#### Your instructions
Quote the material word for word, starting at its first line and ending at the line that contains "paragraph-end: . [296, 178, 310, 201]", including both of those lines.

#### Task material
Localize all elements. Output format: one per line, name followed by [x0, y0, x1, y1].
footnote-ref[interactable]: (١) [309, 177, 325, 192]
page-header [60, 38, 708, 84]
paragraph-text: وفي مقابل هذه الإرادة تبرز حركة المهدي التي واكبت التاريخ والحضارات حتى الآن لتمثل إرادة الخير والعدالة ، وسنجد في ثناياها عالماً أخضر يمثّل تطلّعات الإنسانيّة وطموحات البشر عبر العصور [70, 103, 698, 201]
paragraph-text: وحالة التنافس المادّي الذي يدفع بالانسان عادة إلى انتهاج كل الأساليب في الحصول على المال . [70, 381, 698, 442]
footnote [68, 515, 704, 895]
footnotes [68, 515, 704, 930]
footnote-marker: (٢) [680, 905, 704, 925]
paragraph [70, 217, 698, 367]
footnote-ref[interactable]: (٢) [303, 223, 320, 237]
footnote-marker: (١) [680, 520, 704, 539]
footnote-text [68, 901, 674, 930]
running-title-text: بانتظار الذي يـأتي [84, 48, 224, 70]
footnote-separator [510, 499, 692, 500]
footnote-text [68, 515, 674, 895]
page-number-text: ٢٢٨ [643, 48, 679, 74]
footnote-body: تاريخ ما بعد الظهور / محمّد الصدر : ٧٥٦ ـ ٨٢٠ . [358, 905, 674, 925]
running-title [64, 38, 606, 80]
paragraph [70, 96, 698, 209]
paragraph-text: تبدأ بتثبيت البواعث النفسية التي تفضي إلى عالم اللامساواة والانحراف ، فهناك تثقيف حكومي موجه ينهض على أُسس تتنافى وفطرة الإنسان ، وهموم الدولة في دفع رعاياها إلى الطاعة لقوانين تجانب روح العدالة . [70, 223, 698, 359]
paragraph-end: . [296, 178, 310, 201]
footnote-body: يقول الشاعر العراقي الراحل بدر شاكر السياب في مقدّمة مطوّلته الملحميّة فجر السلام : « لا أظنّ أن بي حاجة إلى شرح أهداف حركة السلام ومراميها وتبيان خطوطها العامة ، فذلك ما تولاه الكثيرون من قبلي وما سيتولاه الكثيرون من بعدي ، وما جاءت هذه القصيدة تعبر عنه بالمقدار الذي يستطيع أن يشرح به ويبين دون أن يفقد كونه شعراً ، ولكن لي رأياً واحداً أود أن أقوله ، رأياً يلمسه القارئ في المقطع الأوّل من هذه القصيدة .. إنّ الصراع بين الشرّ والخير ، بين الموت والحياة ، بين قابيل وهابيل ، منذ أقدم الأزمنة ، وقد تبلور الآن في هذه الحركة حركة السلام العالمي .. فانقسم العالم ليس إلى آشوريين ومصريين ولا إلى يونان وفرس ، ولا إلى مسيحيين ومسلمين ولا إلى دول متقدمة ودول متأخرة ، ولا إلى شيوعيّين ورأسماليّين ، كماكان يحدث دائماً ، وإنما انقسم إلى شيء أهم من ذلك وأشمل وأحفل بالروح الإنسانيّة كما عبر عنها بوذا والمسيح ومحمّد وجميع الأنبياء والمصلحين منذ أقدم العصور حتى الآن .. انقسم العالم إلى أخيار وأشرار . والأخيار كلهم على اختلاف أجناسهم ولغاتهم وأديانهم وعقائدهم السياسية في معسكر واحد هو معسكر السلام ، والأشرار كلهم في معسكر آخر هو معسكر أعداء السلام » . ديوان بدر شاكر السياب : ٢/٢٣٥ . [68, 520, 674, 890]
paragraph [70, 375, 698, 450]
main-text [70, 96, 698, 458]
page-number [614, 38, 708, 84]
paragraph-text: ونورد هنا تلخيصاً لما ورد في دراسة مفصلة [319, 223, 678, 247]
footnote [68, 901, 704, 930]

#### Written answer
Localize all elements. Output format: one per line, name followed by [x0, y0, x1, y1].
footnote-ref[interactable]: (١) [309, 177, 325, 192]
page-header [60, 38, 708, 84]
paragraph-text: وفي مقابل هذه الإرادة تبرز حركة المهدي التي واكبت التاريخ والحضارات حتى الآن لتمثل إرادة الخير والعدالة ، وسنجد في ثناياها عالماً أخضر يمثّل تطلّعات الإنسانيّة وطموحات البشر عبر العصور [70, 103, 698, 201]
paragraph-text: وحالة التنافس المادّي الذي يدفع بالانسان عادة إلى انتهاج كل الأساليب في الحصول على المال . [70, 381, 698, 442]
footnote [68, 515, 704, 895]
footnotes [68, 515, 704, 930]
footnote-marker: (٢) [680, 905, 704, 925]
paragraph [70, 217, 698, 367]
footnote-ref[interactable]: (٢) [303, 223, 320, 237]
footnote-marker: (١) [680, 520, 704, 539]
footnote-text [68, 901, 674, 930]
running-title-text: بانتظار الذي يـأتي [84, 48, 224, 70]
footnote-separator [510, 499, 692, 500]
footnote-text [68, 515, 674, 895]
page-number-text: ٢٢٨ [643, 48, 679, 74]
footnote-body: تاريخ ما بعد الظهور / محمّد الصدر : ٧٥٦ ـ ٨٢٠ . [358, 905, 674, 925]
running-title [64, 38, 606, 80]
paragraph [70, 96, 698, 209]
paragraph-text: تبدأ بتثبيت البواعث النفسية التي تفضي إلى عالم اللامساواة والانحراف ، فهناك تثقيف حكومي موجه ينهض على أُسس تتنافى وفطرة الإنسان ، وهموم الدولة في دفع رعاياها إلى الطاعة لقوانين تجانب روح العدالة . [70, 223, 698, 359]
paragraph-end: . [296, 178, 310, 201]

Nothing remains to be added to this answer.